Records from a dataset:
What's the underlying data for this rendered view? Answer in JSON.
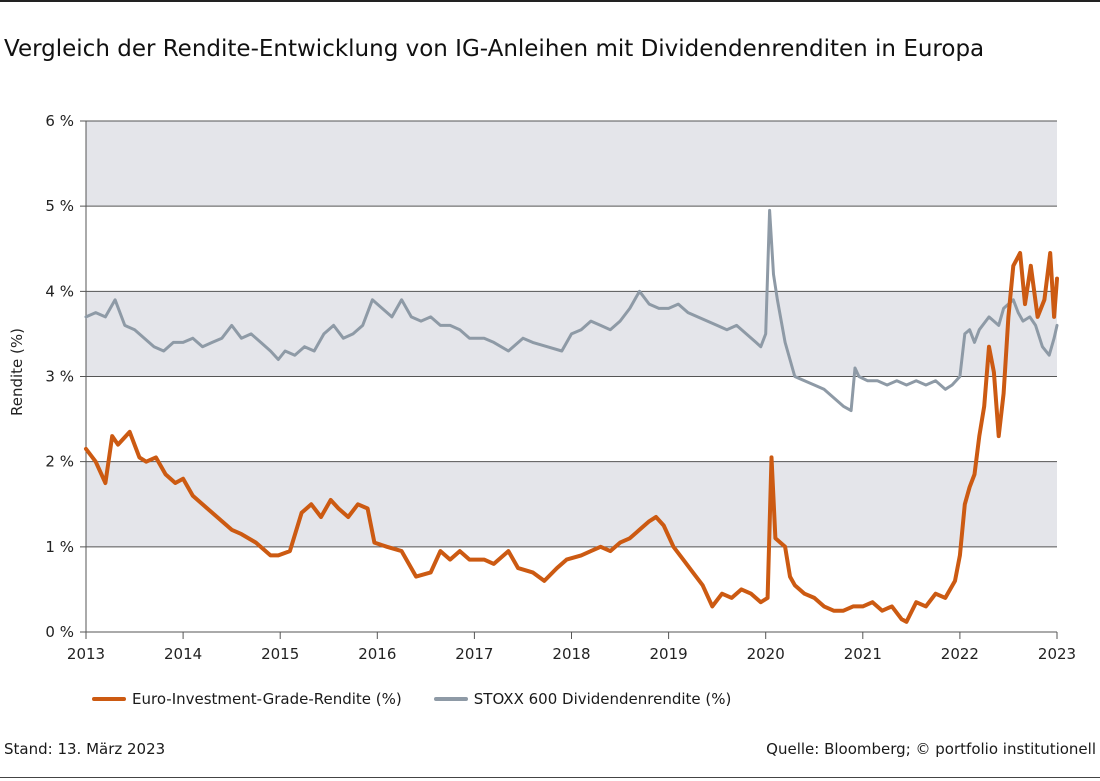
{
  "page": {
    "title": "Vergleich der Rendite-Entwicklung von IG-Anleihen mit Dividendenrenditen in Europa",
    "stand": "Stand: 13. März 2023",
    "source": "Quelle: Bloomberg; © portfolio institutionell"
  },
  "colors": {
    "ig": "#cc5a12",
    "stoxx": "#8e9aa6",
    "band": "#e4e5ea",
    "grid": "#555555"
  },
  "chart_data": {
    "type": "line",
    "title": "Vergleich der Rendite-Entwicklung von IG-Anleihen mit Dividendenrenditen in Europa",
    "xlabel": "",
    "ylabel": "Rendite (%)",
    "xlim": [
      2013,
      2023
    ],
    "ylim": [
      0,
      6
    ],
    "x_ticks": [
      "2013",
      "2014",
      "2015",
      "2016",
      "2017",
      "2018",
      "2019",
      "2020",
      "2021",
      "2022",
      "2023"
    ],
    "y_ticks": [
      "0 %",
      "1 %",
      "2 %",
      "3 %",
      "4 %",
      "5 %",
      "6 %"
    ],
    "grid": true,
    "shaded_bands": [
      [
        1,
        2
      ],
      [
        3,
        4
      ],
      [
        5,
        6
      ]
    ],
    "legend_position": "bottom-left",
    "series": [
      {
        "name": "Euro-Investment-Grade-Rendite (%)",
        "x": [
          2013.0,
          2013.1,
          2013.2,
          2013.27,
          2013.33,
          2013.45,
          2013.55,
          2013.62,
          2013.72,
          2013.82,
          2013.92,
          2014.0,
          2014.1,
          2014.2,
          2014.35,
          2014.5,
          2014.6,
          2014.75,
          2014.9,
          2014.98,
          2015.1,
          2015.22,
          2015.32,
          2015.42,
          2015.52,
          2015.6,
          2015.7,
          2015.8,
          2015.9,
          2015.97,
          2016.1,
          2016.25,
          2016.4,
          2016.55,
          2016.65,
          2016.75,
          2016.85,
          2016.95,
          2017.1,
          2017.2,
          2017.35,
          2017.45,
          2017.6,
          2017.72,
          2017.85,
          2017.95,
          2018.1,
          2018.2,
          2018.3,
          2018.4,
          2018.5,
          2018.6,
          2018.7,
          2018.8,
          2018.87,
          2018.95,
          2019.05,
          2019.15,
          2019.25,
          2019.35,
          2019.45,
          2019.55,
          2019.65,
          2019.75,
          2019.85,
          2019.95,
          2020.02,
          2020.06,
          2020.1,
          2020.2,
          2020.25,
          2020.3,
          2020.4,
          2020.5,
          2020.6,
          2020.7,
          2020.8,
          2020.9,
          2021.0,
          2021.1,
          2021.2,
          2021.3,
          2021.4,
          2021.45,
          2021.55,
          2021.65,
          2021.75,
          2021.85,
          2021.95,
          2022.0,
          2022.05,
          2022.1,
          2022.15,
          2022.2,
          2022.25,
          2022.3,
          2022.35,
          2022.4,
          2022.45,
          2022.5,
          2022.55,
          2022.62,
          2022.67,
          2022.73,
          2022.8,
          2022.87,
          2022.93,
          2022.97,
          2023.0
        ],
        "values": [
          2.15,
          2.0,
          1.75,
          2.3,
          2.2,
          2.35,
          2.05,
          2.0,
          2.05,
          1.85,
          1.75,
          1.8,
          1.6,
          1.5,
          1.35,
          1.2,
          1.15,
          1.05,
          0.9,
          0.9,
          0.95,
          1.4,
          1.5,
          1.35,
          1.55,
          1.45,
          1.35,
          1.5,
          1.45,
          1.05,
          1.0,
          0.95,
          0.65,
          0.7,
          0.95,
          0.85,
          0.95,
          0.85,
          0.85,
          0.8,
          0.95,
          0.75,
          0.7,
          0.6,
          0.75,
          0.85,
          0.9,
          0.95,
          1.0,
          0.95,
          1.05,
          1.1,
          1.2,
          1.3,
          1.35,
          1.25,
          1.0,
          0.85,
          0.7,
          0.55,
          0.3,
          0.45,
          0.4,
          0.5,
          0.45,
          0.35,
          0.4,
          2.05,
          1.1,
          1.0,
          0.65,
          0.55,
          0.45,
          0.4,
          0.3,
          0.25,
          0.25,
          0.3,
          0.3,
          0.35,
          0.25,
          0.3,
          0.15,
          0.12,
          0.35,
          0.3,
          0.45,
          0.4,
          0.6,
          0.9,
          1.5,
          1.7,
          1.85,
          2.3,
          2.65,
          3.35,
          3.05,
          2.3,
          2.8,
          3.7,
          4.3,
          4.45,
          3.85,
          4.3,
          3.7,
          3.9,
          4.45,
          3.7,
          4.15
        ]
      },
      {
        "name": "STOXX 600 Dividendenrendite (%)",
        "x": [
          2013.0,
          2013.1,
          2013.2,
          2013.3,
          2013.4,
          2013.5,
          2013.6,
          2013.7,
          2013.8,
          2013.9,
          2014.0,
          2014.1,
          2014.2,
          2014.3,
          2014.4,
          2014.5,
          2014.6,
          2014.7,
          2014.8,
          2014.9,
          2014.98,
          2015.05,
          2015.15,
          2015.25,
          2015.35,
          2015.45,
          2015.55,
          2015.65,
          2015.75,
          2015.85,
          2015.95,
          2016.05,
          2016.15,
          2016.25,
          2016.35,
          2016.45,
          2016.55,
          2016.65,
          2016.75,
          2016.85,
          2016.95,
          2017.1,
          2017.2,
          2017.35,
          2017.5,
          2017.6,
          2017.75,
          2017.9,
          2018.0,
          2018.1,
          2018.2,
          2018.3,
          2018.4,
          2018.5,
          2018.6,
          2018.7,
          2018.8,
          2018.9,
          2019.0,
          2019.1,
          2019.2,
          2019.3,
          2019.4,
          2019.5,
          2019.6,
          2019.7,
          2019.8,
          2019.9,
          2019.95,
          2020.0,
          2020.04,
          2020.08,
          2020.12,
          2020.2,
          2020.3,
          2020.4,
          2020.5,
          2020.6,
          2020.7,
          2020.8,
          2020.88,
          2020.92,
          2020.96,
          2021.05,
          2021.15,
          2021.25,
          2021.35,
          2021.45,
          2021.55,
          2021.65,
          2021.75,
          2021.85,
          2021.92,
          2022.0,
          2022.05,
          2022.1,
          2022.15,
          2022.2,
          2022.3,
          2022.4,
          2022.45,
          2022.55,
          2022.6,
          2022.65,
          2022.72,
          2022.78,
          2022.85,
          2022.92,
          2022.97,
          2023.0
        ],
        "values": [
          3.7,
          3.75,
          3.7,
          3.9,
          3.6,
          3.55,
          3.45,
          3.35,
          3.3,
          3.4,
          3.4,
          3.45,
          3.35,
          3.4,
          3.45,
          3.6,
          3.45,
          3.5,
          3.4,
          3.3,
          3.2,
          3.3,
          3.25,
          3.35,
          3.3,
          3.5,
          3.6,
          3.45,
          3.5,
          3.6,
          3.9,
          3.8,
          3.7,
          3.9,
          3.7,
          3.65,
          3.7,
          3.6,
          3.6,
          3.55,
          3.45,
          3.45,
          3.4,
          3.3,
          3.45,
          3.4,
          3.35,
          3.3,
          3.5,
          3.55,
          3.65,
          3.6,
          3.55,
          3.65,
          3.8,
          4.0,
          3.85,
          3.8,
          3.8,
          3.85,
          3.75,
          3.7,
          3.65,
          3.6,
          3.55,
          3.6,
          3.5,
          3.4,
          3.35,
          3.5,
          4.95,
          4.2,
          3.9,
          3.4,
          3.0,
          2.95,
          2.9,
          2.85,
          2.75,
          2.65,
          2.6,
          3.1,
          3.0,
          2.95,
          2.95,
          2.9,
          2.95,
          2.9,
          2.95,
          2.9,
          2.95,
          2.85,
          2.9,
          3.0,
          3.5,
          3.55,
          3.4,
          3.55,
          3.7,
          3.6,
          3.8,
          3.9,
          3.75,
          3.65,
          3.7,
          3.6,
          3.35,
          3.25,
          3.45,
          3.6
        ]
      }
    ]
  }
}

■ **Goal**: Return all lines with the word "name" in them.

■ **Task result**:
        "name": "Euro-Investment-Grade-Rendite (%)",
        "name": "STOXX 600 Dividendenrendite (%)",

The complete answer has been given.